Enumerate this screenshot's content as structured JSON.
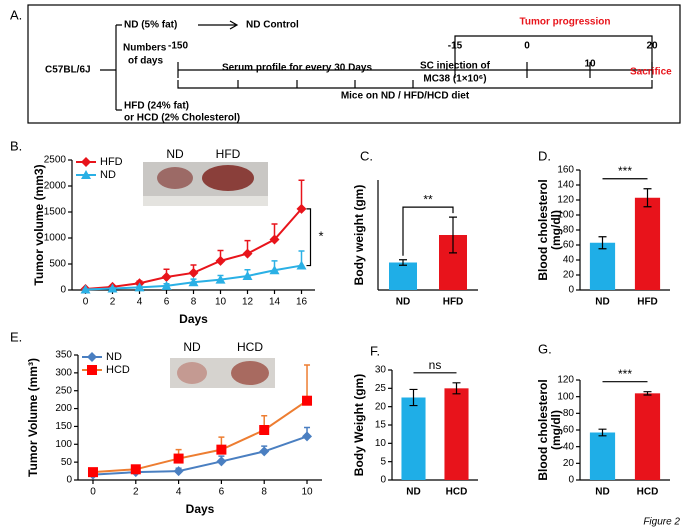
{
  "diagram": {
    "panel": "A.",
    "strain": "C57BL/6J",
    "nd_diet": "ND (5% fat)",
    "nd_control": "ND Control",
    "days_label": [
      "Numbers",
      "of days"
    ],
    "day_marks": [
      "-150",
      "-15",
      "0",
      "10",
      "20"
    ],
    "tumor_progression": "Tumor progression",
    "sacrifice": "Sacrifice",
    "serum": "Serum profile for every 30 Days",
    "injection": [
      "SC injection of",
      "MC38 (1×10⁶)"
    ],
    "diet_span": "Mice on ND / HFD/HCD diet",
    "hfd_diet": [
      "HFD (24% fat)",
      "or HCD (2% Cholesterol)"
    ]
  },
  "chart_data": [
    {
      "type": "line",
      "panel": "B.",
      "xlabel": "Days",
      "ylabel": "Tumor volume (mm3)",
      "x": [
        0,
        2,
        4,
        6,
        8,
        10,
        12,
        14,
        16
      ],
      "xlim": [
        -1,
        17
      ],
      "xticks": [
        0,
        2,
        4,
        6,
        8,
        10,
        12,
        14,
        16
      ],
      "ylim": [
        0,
        2500
      ],
      "yticks": [
        0,
        500,
        1000,
        1500,
        2000,
        2500
      ],
      "legend": "upper left",
      "inset_labels": [
        "ND",
        "HFD"
      ],
      "significance": "*",
      "series": [
        {
          "name": "HFD",
          "color": "#e8141b",
          "marker": "diamond",
          "values": [
            20,
            60,
            130,
            250,
            330,
            560,
            700,
            970,
            1560
          ],
          "errors": [
            10,
            20,
            40,
            150,
            150,
            200,
            250,
            300,
            550
          ]
        },
        {
          "name": "ND",
          "color": "#2ab0e5",
          "marker": "triangle",
          "values": [
            10,
            30,
            50,
            80,
            150,
            200,
            270,
            380,
            470
          ],
          "errors": [
            5,
            10,
            20,
            40,
            60,
            80,
            120,
            180,
            280
          ]
        }
      ]
    },
    {
      "type": "bar",
      "panel": "C.",
      "ylabel": "Body weight (gm)",
      "categories": [
        "ND",
        "HFD"
      ],
      "values": [
        20,
        40
      ],
      "errors": [
        2,
        13
      ],
      "colors": [
        "#1faee7",
        "#e8131b"
      ],
      "ylim": [
        0,
        80
      ],
      "significance": "**"
    },
    {
      "type": "bar",
      "panel": "D.",
      "ylabel": [
        "Blood cholesterol",
        "(mg/dl)"
      ],
      "categories": [
        "ND",
        "HFD"
      ],
      "values": [
        63,
        123
      ],
      "errors": [
        8,
        12
      ],
      "colors": [
        "#1faee7",
        "#e8131b"
      ],
      "ylim": [
        0,
        160
      ],
      "yticks": [
        0,
        20,
        40,
        60,
        80,
        100,
        120,
        140,
        160
      ],
      "significance": "***"
    },
    {
      "type": "line",
      "panel": "E.",
      "xlabel": "Days",
      "ylabel": "Tumor Volume (mm³)",
      "x": [
        0,
        2,
        4,
        6,
        8,
        10
      ],
      "xlim": [
        -0.7,
        10.7
      ],
      "xticks": [
        0,
        2,
        4,
        6,
        8,
        10
      ],
      "ylim": [
        0,
        350
      ],
      "yticks": [
        0,
        50,
        100,
        150,
        200,
        250,
        300,
        350
      ],
      "legend": "upper left",
      "inset_labels": [
        "ND",
        "HCD"
      ],
      "series": [
        {
          "name": "ND",
          "color": "#4a7fc1",
          "marker": "diamond",
          "values": [
            15,
            22,
            25,
            52,
            80,
            122
          ],
          "errors": [
            3,
            5,
            8,
            15,
            15,
            25
          ]
        },
        {
          "name": "HCD",
          "color": "#ed7d31",
          "marker_color": "#ff0000",
          "marker": "square",
          "values": [
            22,
            30,
            60,
            85,
            140,
            222
          ],
          "errors": [
            5,
            5,
            25,
            35,
            40,
            100
          ]
        }
      ]
    },
    {
      "type": "bar",
      "panel": "F.",
      "ylabel": "Body Weight (gm)",
      "categories": [
        "ND",
        "HCD"
      ],
      "values": [
        22.5,
        25
      ],
      "errors": [
        2.2,
        1.5
      ],
      "colors": [
        "#1faee7",
        "#e8131b"
      ],
      "ylim": [
        0,
        30
      ],
      "yticks": [
        0,
        5,
        10,
        15,
        20,
        25,
        30
      ],
      "significance": "ns"
    },
    {
      "type": "bar",
      "panel": "G.",
      "ylabel": [
        "Blood cholesterol",
        "(mg/dl)"
      ],
      "categories": [
        "ND",
        "HCD"
      ],
      "values": [
        57,
        104
      ],
      "errors": [
        4,
        2
      ],
      "colors": [
        "#1faee7",
        "#e8131b"
      ],
      "ylim": [
        0,
        120
      ],
      "yticks": [
        0,
        20,
        40,
        60,
        80,
        100,
        120
      ],
      "significance": "***"
    }
  ],
  "figure_label": "Figure 2"
}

#####

**WHAT IS BEING ASKED**
The response has to be an exact copy of all the data, pictures excluded.

**PROBLEM SOLUTION**
Enumerate this screenshot's content as structured JSON.
{
  "diagram": {
    "panel": "A.",
    "strain": "C57BL/6J",
    "nd_diet": "ND (5% fat)",
    "nd_control": "ND Control",
    "days_label": [
      "Numbers",
      "of days"
    ],
    "day_marks": [
      "-150",
      "-15",
      "0",
      "10",
      "20"
    ],
    "tumor_progression": "Tumor progression",
    "sacrifice": "Sacrifice",
    "serum": "Serum profile for every 30 Days",
    "injection": [
      "SC injection of",
      "MC38 (1×10⁶)"
    ],
    "diet_span": "Mice on ND / HFD/HCD diet",
    "hfd_diet": [
      "HFD (24% fat)",
      "or HCD (2% Cholesterol)"
    ]
  },
  "chart_data": [
    {
      "type": "line",
      "panel": "B.",
      "xlabel": "Days",
      "ylabel": "Tumor volume (mm3)",
      "x": [
        0,
        2,
        4,
        6,
        8,
        10,
        12,
        14,
        16
      ],
      "xlim": [
        -1,
        17
      ],
      "xticks": [
        0,
        2,
        4,
        6,
        8,
        10,
        12,
        14,
        16
      ],
      "ylim": [
        0,
        2500
      ],
      "yticks": [
        0,
        500,
        1000,
        1500,
        2000,
        2500
      ],
      "legend": "upper left",
      "inset_labels": [
        "ND",
        "HFD"
      ],
      "significance": "*",
      "series": [
        {
          "name": "HFD",
          "color": "#e8141b",
          "marker": "diamond",
          "values": [
            20,
            60,
            130,
            250,
            330,
            560,
            700,
            970,
            1560
          ],
          "errors": [
            10,
            20,
            40,
            150,
            150,
            200,
            250,
            300,
            550
          ]
        },
        {
          "name": "ND",
          "color": "#2ab0e5",
          "marker": "triangle",
          "values": [
            10,
            30,
            50,
            80,
            150,
            200,
            270,
            380,
            470
          ],
          "errors": [
            5,
            10,
            20,
            40,
            60,
            80,
            120,
            180,
            280
          ]
        }
      ]
    },
    {
      "type": "bar",
      "panel": "C.",
      "ylabel": "Body weight (gm)",
      "categories": [
        "ND",
        "HFD"
      ],
      "values": [
        20,
        40
      ],
      "errors": [
        2,
        13
      ],
      "colors": [
        "#1faee7",
        "#e8131b"
      ],
      "ylim": [
        0,
        80
      ],
      "significance": "**"
    },
    {
      "type": "bar",
      "panel": "D.",
      "ylabel": [
        "Blood cholesterol",
        "(mg/dl)"
      ],
      "categories": [
        "ND",
        "HFD"
      ],
      "values": [
        63,
        123
      ],
      "errors": [
        8,
        12
      ],
      "colors": [
        "#1faee7",
        "#e8131b"
      ],
      "ylim": [
        0,
        160
      ],
      "yticks": [
        0,
        20,
        40,
        60,
        80,
        100,
        120,
        140,
        160
      ],
      "significance": "***"
    },
    {
      "type": "line",
      "panel": "E.",
      "xlabel": "Days",
      "ylabel": "Tumor Volume (mm³)",
      "x": [
        0,
        2,
        4,
        6,
        8,
        10
      ],
      "xlim": [
        -0.7,
        10.7
      ],
      "xticks": [
        0,
        2,
        4,
        6,
        8,
        10
      ],
      "ylim": [
        0,
        350
      ],
      "yticks": [
        0,
        50,
        100,
        150,
        200,
        250,
        300,
        350
      ],
      "legend": "upper left",
      "inset_labels": [
        "ND",
        "HCD"
      ],
      "series": [
        {
          "name": "ND",
          "color": "#4a7fc1",
          "marker": "diamond",
          "values": [
            15,
            22,
            25,
            52,
            80,
            122
          ],
          "errors": [
            3,
            5,
            8,
            15,
            15,
            25
          ]
        },
        {
          "name": "HCD",
          "color": "#ed7d31",
          "marker_color": "#ff0000",
          "marker": "square",
          "values": [
            22,
            30,
            60,
            85,
            140,
            222
          ],
          "errors": [
            5,
            5,
            25,
            35,
            40,
            100
          ]
        }
      ]
    },
    {
      "type": "bar",
      "panel": "F.",
      "ylabel": "Body Weight (gm)",
      "categories": [
        "ND",
        "HCD"
      ],
      "values": [
        22.5,
        25
      ],
      "errors": [
        2.2,
        1.5
      ],
      "colors": [
        "#1faee7",
        "#e8131b"
      ],
      "ylim": [
        0,
        30
      ],
      "yticks": [
        0,
        5,
        10,
        15,
        20,
        25,
        30
      ],
      "significance": "ns"
    },
    {
      "type": "bar",
      "panel": "G.",
      "ylabel": [
        "Blood cholesterol",
        "(mg/dl)"
      ],
      "categories": [
        "ND",
        "HCD"
      ],
      "values": [
        57,
        104
      ],
      "errors": [
        4,
        2
      ],
      "colors": [
        "#1faee7",
        "#e8131b"
      ],
      "ylim": [
        0,
        120
      ],
      "yticks": [
        0,
        20,
        40,
        60,
        80,
        100,
        120
      ],
      "significance": "***"
    }
  ],
  "figure_label": "Figure 2"
}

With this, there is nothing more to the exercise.